>> start Page
Finally, some studies explore the broader effects of university dining services on student satisfaction and well-being through surveys and analytical methods [23,24,25]. Simulation-based approaches, such as Kambli et al. (2020), revealed that customer waiting times can be reduced by 45% through optimized capacity allocation and queue management [3]. Additional research by Oliveria et al. (2024) assessed dietary preferences among Portuguese university students, highlighting vending machine consumption and lunchbox usage rates. Sakai et al. (2022) examined unhealthy eating habits and nutrient deficiencies in Indonesian canteen menus [26,27].

Research demonstrates that the efficiency, student satisfaction, and sustainability of university dining services have been extensively investigated through various studies. These studies utilize diverse datasets, including meal types, number of meals, calorie counts, and food preferences. While satisfaction surveys are commonly employed to evaluate dining experiences, the development of automated systems that integrate real-time food preferences and consumption data offers a more effective approach. Although such surveys provide valuable insights, machine learning models frequently address isolated issues and establish limited relationships with a narrow set of variables, thereby diminishing their overall impact on comprehensive campus management strategies.

Sustainability in universities goes beyond reducing food waste; it aligns with the global movement towards a circular economy and resource efficiency. Addressing food waste within campus systems not only mitigates environmental harm but also serves as a model for broader societal sustainability practices. This study, therefore, bridges these gaps by combining machine learning models with campus-specific data to create actionable insights, contributing to reduced waste and enhanced operational efficiency.

In this study, cafeteria turnover data, dining hall food types, number of meals, campus density, and daily temperature values were comprehensively analyzed. Machine learning algorithms were applied to predict outcomes, such as the most preferred food types and the number of meals required for dining services. Furthermore, the daily and hourly flow of people entering the campus and food consumption patterns were examined to assess their influence on students’ food preferences. These analyses identified the most favored food items, predicted meal quantities, and highlighted preferences in consumption areas using high-performance models. The findings contribute to reduced food waste and enhanced sustainability in campus dining services.

2. Materials and Methods

2.1. Dataset

In the research, the dataset was created by selecting the year 2024, spring semester, when the education and training process is the busiest in Suleyman Demirel University Campus. The data consists of daily records of various activities and parameters within the campus. Campus entrance information, university dining hall entrance information (staff and student), and university commercial cafeteria turnover information were obtained from the university. In addition to these data, the database was enriched by obtaining publicly published weather information, food types in the dining hall, and calorie information. This database, which contains detailed information such as campus mobility (215,504 people), number of meals (55,006 pieces), daily activities, etc., was analyzed to determine the effects of campus density, food preferences, cafeteria performance, and weather.

The dataset is divided into several main categories: temporal, spatial, meteorological, food, user statistics, and financial information. Temporal data includes detailed timestamps such as date, day, month, year, hour, and minute. Spatial information includes door movements reflecting campus entry and exit movements. Meteorological data provides information on weather conditions that may affect campus activities by recording the average daily maximum and minimum temperatures. Furthermore, daily menu information forms the food data category, while user statistics segment the population into students, academic staff, and administrative staff. Finally, financial data is represented by the turnover figures of the campus cafeteria. On the data obtained, missing data were edited, categorical data were transformed, and data were scaled.
>> end Page
* _Your instructions_:
Please answer these questions from the campus dining text:
1. By what percentage did Kambli et al. (2020) find customer waiting times could be reduced?
2. At which university campus, and in which semester, was the dataset collected?
3. How many meals does the database record?
The data that follows is separate material from the campus dining text.
>> start Raw data
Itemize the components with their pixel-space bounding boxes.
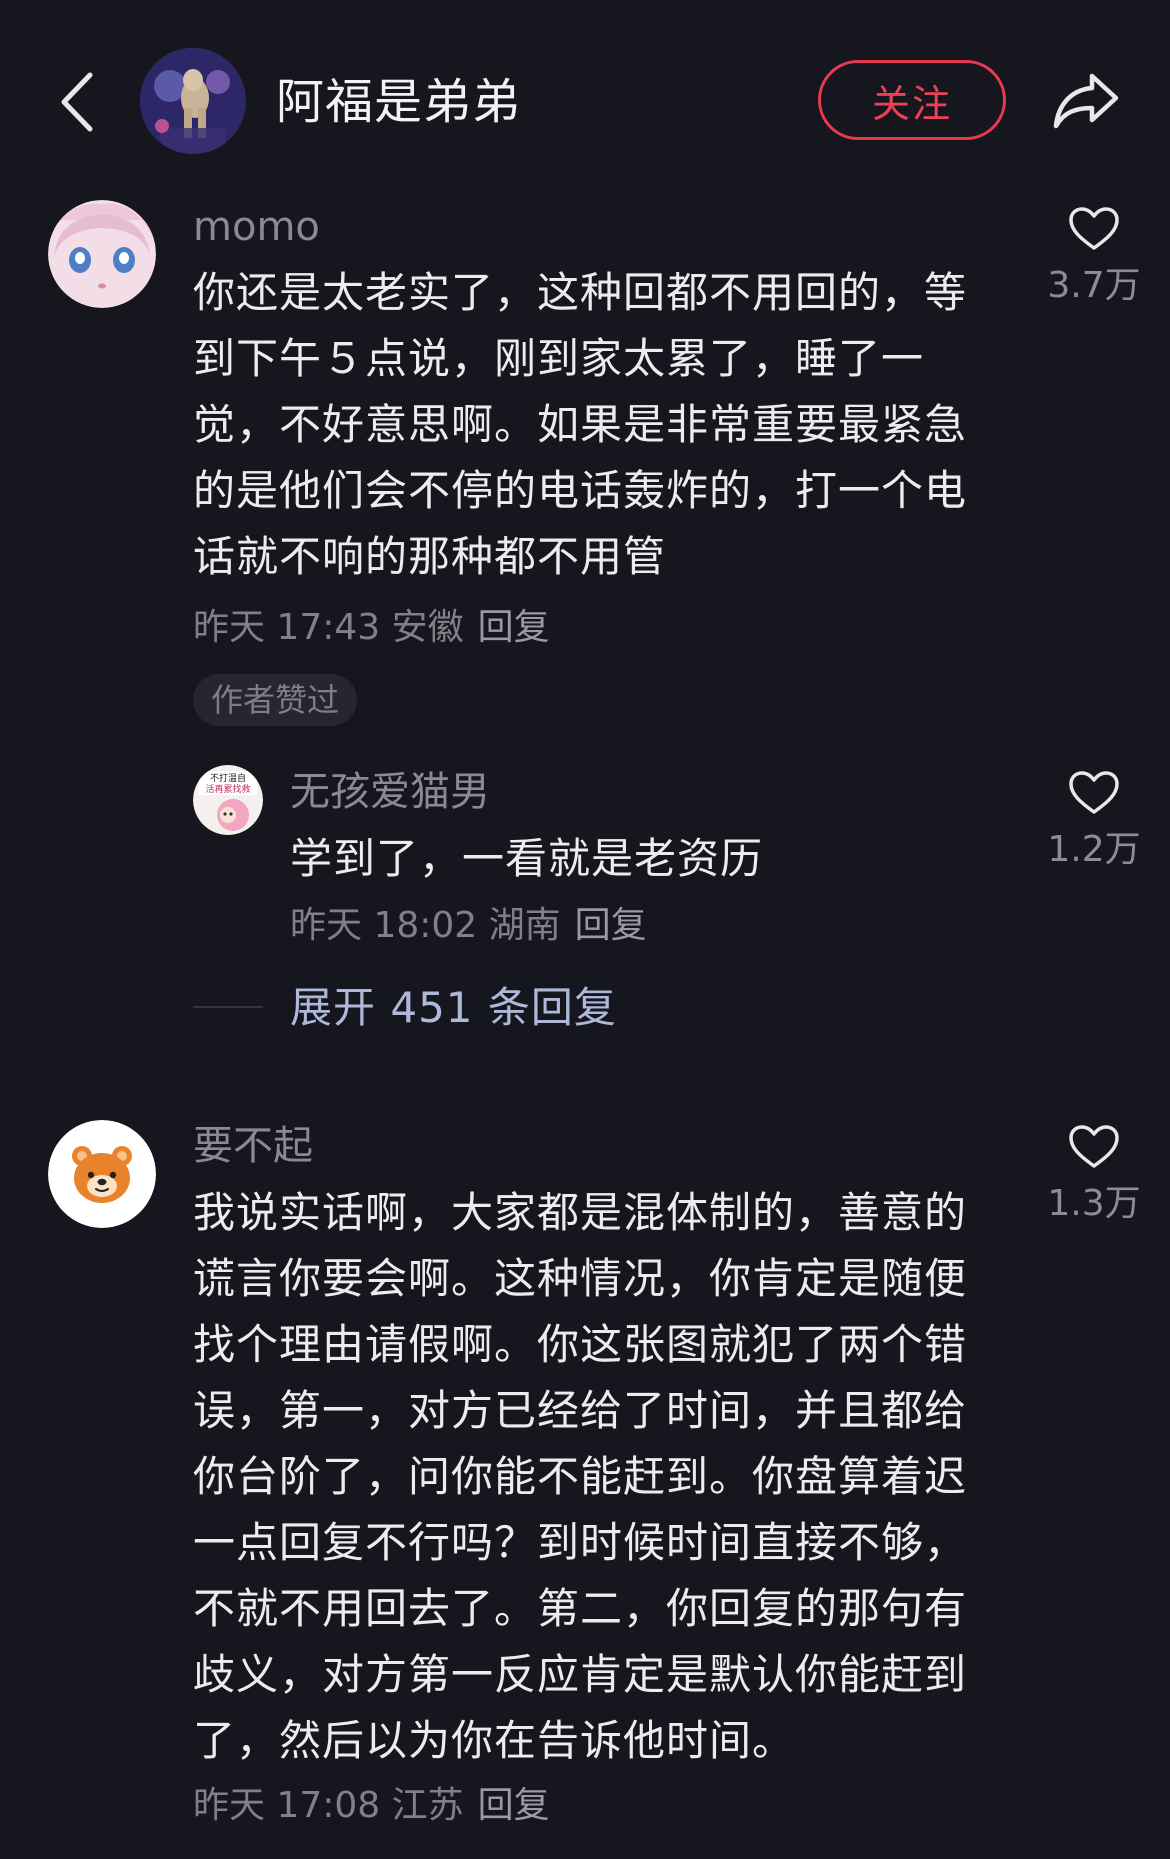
>> end Raw data
* _Exercise output_:
1. 45%
2. Suleyman Demirel University Campus, in the spring semester of 2024
3. 55,006